(EXERCISE PROMPT):
Extract every line between the one with "OCR this image." and the end of the entries, both included, word for word and free of pictures.
** begin **
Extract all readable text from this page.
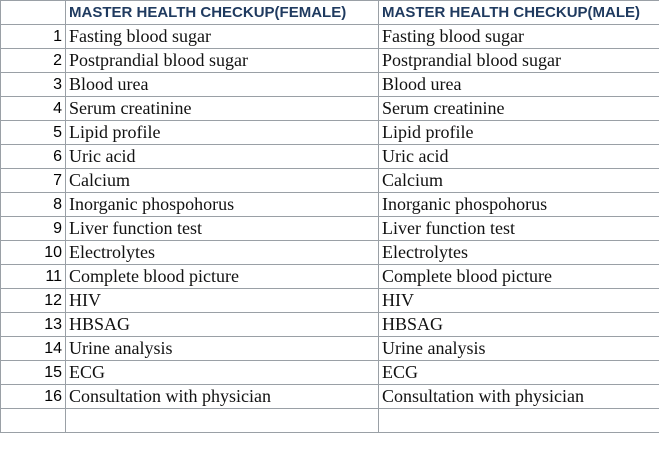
	MASTER HEALTH CHECKUP(FEMALE)	MASTER HEALTH CHECKUP(MALE)
1	Fasting blood sugar	Fasting blood sugar
2	Postprandial blood sugar	Postprandial blood sugar
3	Blood urea	Blood urea
4	Serum creatinine	Serum creatinine
5	Lipid profile	Lipid profile
6	Uric acid	Uric acid
7	Calcium	Calcium
8	Inorganic phospohorus	Inorganic phospohorus
9	Liver function test	Liver function test
10	Electrolytes	Electrolytes
11	Complete blood picture	Complete blood picture
12	HIV	HIV
13	HBSAG	HBSAG
14	Urine analysis	Urine analysis
15	ECG	ECG
16	Consultation with physician	Consultation with physician
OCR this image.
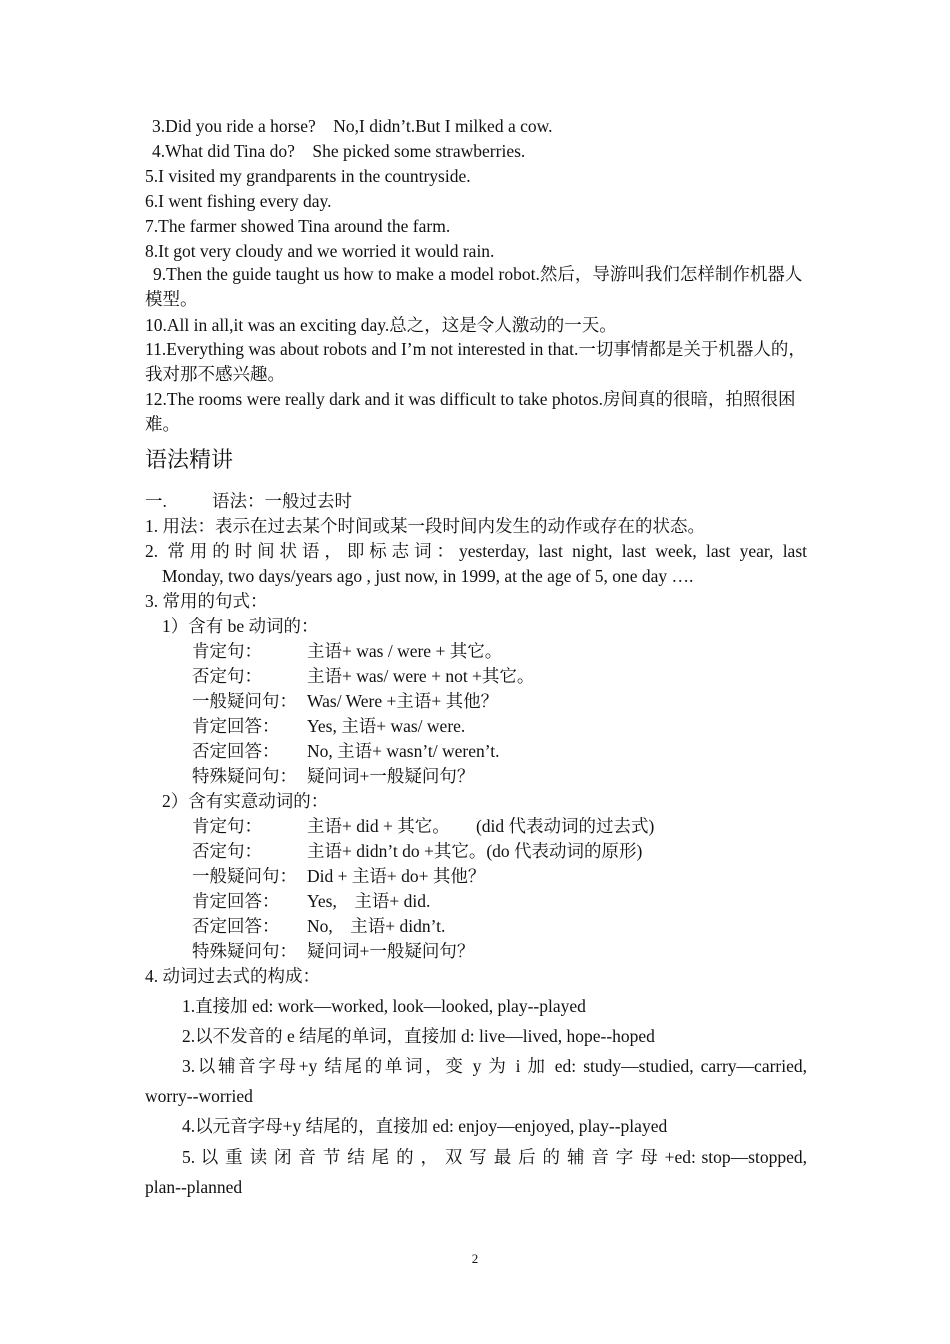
3.Did you ride a horse?　No,I didn’t.But I milked a cow.
4.What did Tina do?　She picked some strawberries.
5.I visited my grandparents in the countryside.
6.I went fishing every day.
7.The farmer showed Tina around the farm.
8.It got very cloudy and we worried it would rain.
9.Then the guide taught us how to make a model robot.然后，导游叫我们怎样制作机器人模型。
10.All in all,it was an exciting day.总之，这是令人激动的一天。
11.Everything was about robots and I’m not interested in that.一切事情都是关于机器人的，我对那不感兴趣。
12.The rooms were really dark and it was difficult to take photos.房间真的很暗，拍照很困难。
语法精讲
一.	语法：一般过去时
1. 用法：表示在过去某个时间或某一段时间内发生的动作或存在的状态。
2. 常用的时间状语，即标志词：yesterday, last night, last week, last year, last
Monday, two days/years ago , just now, in 1999, at the age of 5, one day ….
3. 常用的句式：
1）含有 be 动词的：
肯定句：	主语+ was / were + 其它。
否定句：	主语+ was/ were + not +其它。
一般疑问句： Was/ Were +主语+ 其他？
肯定回答： Yes, 主语+ was/ were.
否定回答： No, 主语+ wasn’t/ weren’t.
特殊疑问句： 疑问词+一般疑问句？
2）含有实意动词的：
肯定句：	主语+ did + 其它。　　(did 代表动词的过去式)
否定句：	主语+ didn’t do +其它。(do 代表动词的原形)
一般疑问句： Did + 主语+ do+ 其他？
肯定回答： Yes,　主语+ did.
否定回答： No,　主语+ didn’t.
特殊疑问句： 疑问词+一般疑问句？
4. 动词过去式的构成：
1.直接加 ed: work—worked, look—looked, play--played
2.以不发音的 e 结尾的单词，直接加 d: live—lived, hope--hoped
3.以辅音字母+y 结尾的单词，变 y 为 i 加 ed: study—studied, carry—carried,
worry--worried
4.以元音字母+y 结尾的，直接加 ed: enjoy—enjoyed, play--played
5. 以 重 读 闭 音 节 结 尾 的 ， 双 写 最 后 的 辅 音 字 母 +ed: stop—stopped,
plan--planned
2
** end **
(FULL ANSWER):
OCR this image.
3.Did you ride a horse?　No,I didn’t.But I milked a cow.
4.What did Tina do?　She picked some strawberries.
5.I visited my grandparents in the countryside.
6.I went fishing every day.
7.The farmer showed Tina around the farm.
8.It got very cloudy and we worried it would rain.
9.Then the guide taught us how to make a model robot.然后，导游叫我们怎样制作机器人模型。
10.All in all,it was an exciting day.总之，这是令人激动的一天。
11.Everything was about robots and I’m not interested in that.一切事情都是关于机器人的，我对那不感兴趣。
12.The rooms were really dark and it was difficult to take photos.房间真的很暗，拍照很困难。
语法精讲
一.	语法：一般过去时
1. 用法：表示在过去某个时间或某一段时间内发生的动作或存在的状态。
2. 常用的时间状语，即标志词：yesterday, last night, last week, last year, last
Monday, two days/years ago , just now, in 1999, at the age of 5, one day ….
3. 常用的句式：
1）含有 be 动词的：
肯定句：	主语+ was / were + 其它。
否定句：	主语+ was/ were + not +其它。
一般疑问句： Was/ Were +主语+ 其他？
肯定回答： Yes, 主语+ was/ were.
否定回答： No, 主语+ wasn’t/ weren’t.
特殊疑问句： 疑问词+一般疑问句？
2）含有实意动词的：
肯定句：	主语+ did + 其它。　　(did 代表动词的过去式)
否定句：	主语+ didn’t do +其它。(do 代表动词的原形)
一般疑问句： Did + 主语+ do+ 其他？
肯定回答： Yes,　主语+ did.
否定回答： No,　主语+ didn’t.
特殊疑问句： 疑问词+一般疑问句？
4. 动词过去式的构成：
1.直接加 ed: work—worked, look—looked, play--played
2.以不发音的 e 结尾的单词，直接加 d: live—lived, hope--hoped
3.以辅音字母+y 结尾的单词，变 y 为 i 加 ed: study—studied, carry—carried,
worry--worried
4.以元音字母+y 结尾的，直接加 ed: enjoy—enjoyed, play--played
5. 以 重 读 闭 音 节 结 尾 的 ， 双 写 最 后 的 辅 音 字 母 +ed: stop—stopped,
plan--planned
2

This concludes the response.